[GIVEN ENTRIES]

________

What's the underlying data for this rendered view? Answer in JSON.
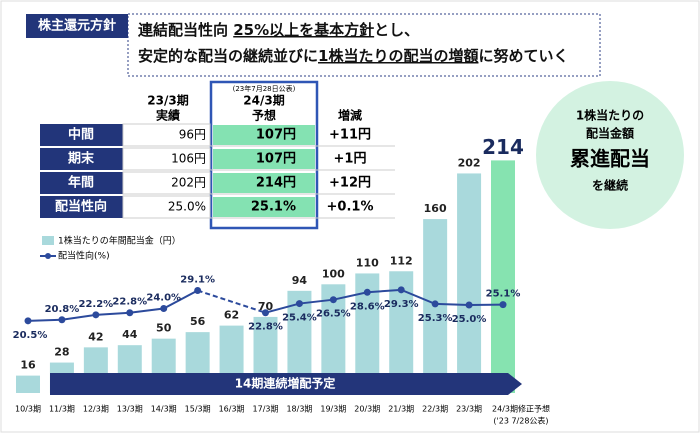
{
  "header": {
    "tag": "株主還元方針",
    "line1": [
      "連結配当性向 ",
      "25%以上を基本方針",
      "とし、"
    ],
    "line2": [
      "安定的な配当の継続並びに",
      "1株当たりの配当の増額",
      "に努めていく"
    ]
  },
  "table": {
    "note": "(23年7月28日公表)",
    "columns": [
      [
        "23/3期",
        "実績"
      ],
      [
        "24/3期",
        "予想"
      ],
      [
        "増減"
      ]
    ],
    "rows": [
      [
        "中間",
        "96円",
        "107円",
        "+11円"
      ],
      [
        "期末",
        "106円",
        "107円",
        "+1円"
      ],
      [
        "年間",
        "202円",
        "214円",
        "+12円"
      ],
      [
        "配当性向",
        "25.0%",
        "25.1%",
        "+0.1%"
      ]
    ]
  },
  "callout": [
    "1株当たりの",
    "配当金額",
    "累進配当",
    "を継続"
  ],
  "chart_data": {
    "type": "bar-line",
    "categories": [
      "10/3期",
      "11/3期",
      "12/3期",
      "13/3期",
      "14/3期",
      "15/3期",
      "16/3期",
      "17/3期",
      "18/3期",
      "19/3期",
      "20/3期",
      "21/3期",
      "22/3期",
      "23/3期",
      "24/3期修正予想"
    ],
    "last_category_note": "('23 7/28公表)",
    "series": [
      {
        "name": "1株当たりの年間配当金（円）",
        "color": "#a9d9dc",
        "highlight_color": "#86e3b0",
        "values": [
          16,
          28,
          42,
          44,
          50,
          56,
          62,
          70,
          94,
          100,
          110,
          112,
          160,
          202,
          214
        ]
      },
      {
        "name": "配当性向(%)",
        "color": "#2c4a9c",
        "axis": "y2",
        "values": [
          20.5,
          20.8,
          22.2,
          22.8,
          24.0,
          29.1,
          null,
          22.8,
          25.4,
          26.5,
          28.6,
          29.3,
          25.3,
          25.0,
          25.1
        ],
        "value_labels": [
          "20.5%",
          "20.8%",
          "22.2%",
          "22.8%",
          "24.0%",
          "29.1%",
          null,
          "22.8%",
          "25.4%",
          "26.5%",
          "28.6%",
          "29.3%",
          "25.3%",
          "25.0%",
          "25.1%"
        ],
        "bridge_gaps_dashed": true
      }
    ],
    "ylim": [
      0,
      230
    ],
    "y2lim": [
      0,
      71
    ],
    "annotation": "14期連続増配予定"
  }
}
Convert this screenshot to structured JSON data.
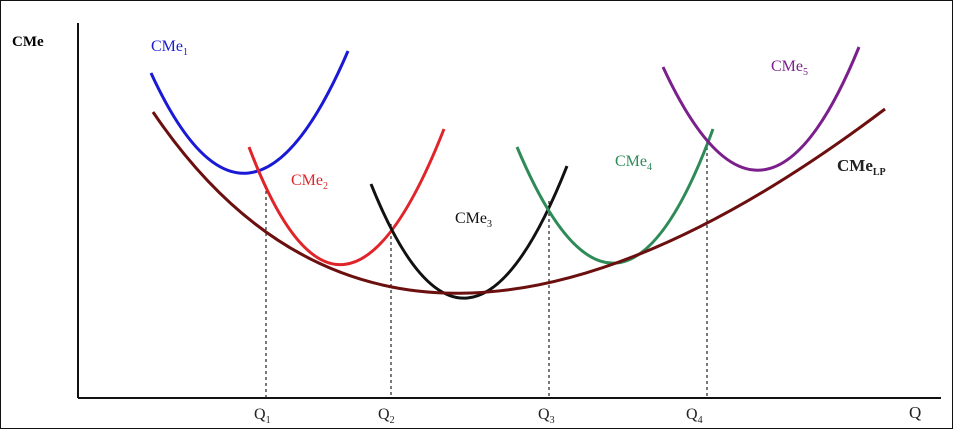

________

[TASK OBJECTIVE] Repeat all of the records verbatim, leaving out the pictures.

[OUTPUT FOR THIS TASK]
What's the underlying data for this rendered view? Answer in JSON.
{
  "header": {
    "tag": "株主還元方針",
    "line1": [
      "連結配当性向 ",
      "25%以上を基本方針",
      "とし、"
    ],
    "line2": [
      "安定的な配当の継続並びに",
      "1株当たりの配当の増額",
      "に努めていく"
    ]
  },
  "table": {
    "note": "(23年7月28日公表)",
    "columns": [
      [
        "23/3期",
        "実績"
      ],
      [
        "24/3期",
        "予想"
      ],
      [
        "増減"
      ]
    ],
    "rows": [
      [
        "中間",
        "96円",
        "107円",
        "+11円"
      ],
      [
        "期末",
        "106円",
        "107円",
        "+1円"
      ],
      [
        "年間",
        "202円",
        "214円",
        "+12円"
      ],
      [
        "配当性向",
        "25.0%",
        "25.1%",
        "+0.1%"
      ]
    ]
  },
  "callout": [
    "1株当たりの",
    "配当金額",
    "累進配当",
    "を継続"
  ],
  "chart_data": {
    "type": "bar-line",
    "categories": [
      "10/3期",
      "11/3期",
      "12/3期",
      "13/3期",
      "14/3期",
      "15/3期",
      "16/3期",
      "17/3期",
      "18/3期",
      "19/3期",
      "20/3期",
      "21/3期",
      "22/3期",
      "23/3期",
      "24/3期修正予想"
    ],
    "last_category_note": "('23 7/28公表)",
    "series": [
      {
        "name": "1株当たりの年間配当金（円）",
        "color": "#a9d9dc",
        "highlight_color": "#86e3b0",
        "values": [
          16,
          28,
          42,
          44,
          50,
          56,
          62,
          70,
          94,
          100,
          110,
          112,
          160,
          202,
          214
        ]
      },
      {
        "name": "配当性向(%)",
        "color": "#2c4a9c",
        "axis": "y2",
        "values": [
          20.5,
          20.8,
          22.2,
          22.8,
          24.0,
          29.1,
          null,
          22.8,
          25.4,
          26.5,
          28.6,
          29.3,
          25.3,
          25.0,
          25.1
        ],
        "value_labels": [
          "20.5%",
          "20.8%",
          "22.2%",
          "22.8%",
          "24.0%",
          "29.1%",
          null,
          "22.8%",
          "25.4%",
          "26.5%",
          "28.6%",
          "29.3%",
          "25.3%",
          "25.0%",
          "25.1%"
        ],
        "bridge_gaps_dashed": true
      }
    ],
    "ylim": [
      0,
      230
    ],
    "y2lim": [
      0,
      71
    ],
    "annotation": "14期連続増配予定"
  }
}
Convert this screenshot to structured JSON data.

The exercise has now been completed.